Spatial layout data:
-------------------------

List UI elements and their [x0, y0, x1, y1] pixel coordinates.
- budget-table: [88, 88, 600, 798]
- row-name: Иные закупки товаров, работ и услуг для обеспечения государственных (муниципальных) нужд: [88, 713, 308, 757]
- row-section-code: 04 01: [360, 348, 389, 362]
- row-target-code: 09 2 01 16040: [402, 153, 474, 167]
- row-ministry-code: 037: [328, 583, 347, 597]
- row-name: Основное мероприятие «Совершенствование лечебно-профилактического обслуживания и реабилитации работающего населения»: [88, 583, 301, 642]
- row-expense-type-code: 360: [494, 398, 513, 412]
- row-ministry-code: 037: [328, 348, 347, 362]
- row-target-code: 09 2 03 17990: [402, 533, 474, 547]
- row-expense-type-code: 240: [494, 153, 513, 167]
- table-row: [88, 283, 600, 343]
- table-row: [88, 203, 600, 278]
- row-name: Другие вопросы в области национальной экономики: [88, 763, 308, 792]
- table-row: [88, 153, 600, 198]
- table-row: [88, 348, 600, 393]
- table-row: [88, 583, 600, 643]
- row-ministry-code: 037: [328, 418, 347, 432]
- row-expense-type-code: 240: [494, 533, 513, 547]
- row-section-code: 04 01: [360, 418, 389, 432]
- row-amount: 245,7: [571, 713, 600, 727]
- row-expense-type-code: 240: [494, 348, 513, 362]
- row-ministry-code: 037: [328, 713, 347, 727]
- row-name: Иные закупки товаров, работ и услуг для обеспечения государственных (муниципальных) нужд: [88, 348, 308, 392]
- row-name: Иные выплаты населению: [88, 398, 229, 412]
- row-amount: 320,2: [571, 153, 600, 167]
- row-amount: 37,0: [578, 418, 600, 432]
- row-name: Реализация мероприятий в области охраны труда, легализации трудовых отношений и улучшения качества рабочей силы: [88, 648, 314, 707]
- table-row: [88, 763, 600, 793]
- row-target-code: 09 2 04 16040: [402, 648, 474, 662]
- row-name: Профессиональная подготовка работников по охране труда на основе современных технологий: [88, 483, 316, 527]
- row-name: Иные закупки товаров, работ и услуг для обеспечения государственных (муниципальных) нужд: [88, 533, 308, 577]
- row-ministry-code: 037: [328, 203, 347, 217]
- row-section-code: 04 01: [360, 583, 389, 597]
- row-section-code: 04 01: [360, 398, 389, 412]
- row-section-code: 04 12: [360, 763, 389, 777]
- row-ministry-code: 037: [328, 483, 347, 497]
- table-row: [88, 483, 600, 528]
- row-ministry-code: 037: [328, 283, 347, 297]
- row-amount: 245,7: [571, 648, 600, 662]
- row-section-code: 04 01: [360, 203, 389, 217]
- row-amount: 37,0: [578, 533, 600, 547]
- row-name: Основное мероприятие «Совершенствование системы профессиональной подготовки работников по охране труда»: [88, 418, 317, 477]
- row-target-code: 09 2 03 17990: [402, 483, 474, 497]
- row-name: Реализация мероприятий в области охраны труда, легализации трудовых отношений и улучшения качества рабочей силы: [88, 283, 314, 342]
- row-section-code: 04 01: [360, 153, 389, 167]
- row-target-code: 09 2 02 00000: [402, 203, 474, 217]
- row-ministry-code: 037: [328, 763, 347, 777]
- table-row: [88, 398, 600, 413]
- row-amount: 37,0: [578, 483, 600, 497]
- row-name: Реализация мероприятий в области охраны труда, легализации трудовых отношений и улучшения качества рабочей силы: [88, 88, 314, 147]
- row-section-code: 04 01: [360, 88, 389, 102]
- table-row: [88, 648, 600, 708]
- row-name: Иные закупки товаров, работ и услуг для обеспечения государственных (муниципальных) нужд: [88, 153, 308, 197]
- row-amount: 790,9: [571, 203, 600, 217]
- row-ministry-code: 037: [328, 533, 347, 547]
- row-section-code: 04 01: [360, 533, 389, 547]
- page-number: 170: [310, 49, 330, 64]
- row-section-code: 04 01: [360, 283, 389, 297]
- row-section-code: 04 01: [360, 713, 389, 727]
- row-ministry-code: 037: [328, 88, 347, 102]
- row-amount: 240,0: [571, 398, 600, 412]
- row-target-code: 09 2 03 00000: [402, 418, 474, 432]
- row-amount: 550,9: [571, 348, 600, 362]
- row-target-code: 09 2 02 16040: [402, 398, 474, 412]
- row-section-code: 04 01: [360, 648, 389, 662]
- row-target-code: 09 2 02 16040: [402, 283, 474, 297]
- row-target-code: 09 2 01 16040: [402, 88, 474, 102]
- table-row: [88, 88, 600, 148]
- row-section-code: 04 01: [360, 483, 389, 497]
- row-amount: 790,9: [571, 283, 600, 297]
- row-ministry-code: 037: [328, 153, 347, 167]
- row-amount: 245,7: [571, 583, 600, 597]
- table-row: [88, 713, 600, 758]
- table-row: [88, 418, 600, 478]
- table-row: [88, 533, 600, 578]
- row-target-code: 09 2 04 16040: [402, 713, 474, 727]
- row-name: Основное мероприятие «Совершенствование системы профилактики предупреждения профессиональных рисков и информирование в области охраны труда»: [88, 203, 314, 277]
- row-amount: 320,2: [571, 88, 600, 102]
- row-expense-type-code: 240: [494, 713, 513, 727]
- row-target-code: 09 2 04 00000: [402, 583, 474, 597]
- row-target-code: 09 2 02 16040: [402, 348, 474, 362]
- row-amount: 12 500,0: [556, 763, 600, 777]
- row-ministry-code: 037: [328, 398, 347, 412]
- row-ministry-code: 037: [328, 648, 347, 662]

-------------------------

__Written exercise__
Please return the material verbatim, starting at its first line and ending with the line that contains "- row-section-code: 04 01: [360, 418, 389, 432]", inclusive.

__Reply__
List UI elements and their [x0, y0, x1, y1] pixel coordinates.
- budget-table: [88, 88, 600, 798]
- row-name: Иные закупки товаров, работ и услуг для обеспечения государственных (муниципальных) нужд: [88, 713, 308, 757]
- row-section-code: 04 01: [360, 348, 389, 362]
- row-target-code: 09 2 01 16040: [402, 153, 474, 167]
- row-ministry-code: 037: [328, 583, 347, 597]
- row-name: Основное мероприятие «Совершенствование лечебно-профилактического обслуживания и реабилитации работающего населения»: [88, 583, 301, 642]
- row-expense-type-code: 360: [494, 398, 513, 412]
- row-ministry-code: 037: [328, 348, 347, 362]
- row-target-code: 09 2 03 17990: [402, 533, 474, 547]
- row-expense-type-code: 240: [494, 153, 513, 167]
- table-row: [88, 283, 600, 343]
- table-row: [88, 203, 600, 278]
- row-name: Другие вопросы в области национальной экономики: [88, 763, 308, 792]
- table-row: [88, 153, 600, 198]
- table-row: [88, 348, 600, 393]
- table-row: [88, 583, 600, 643]
- row-ministry-code: 037: [328, 418, 347, 432]
- row-expense-type-code: 240: [494, 533, 513, 547]
- row-section-code: 04 01: [360, 418, 389, 432]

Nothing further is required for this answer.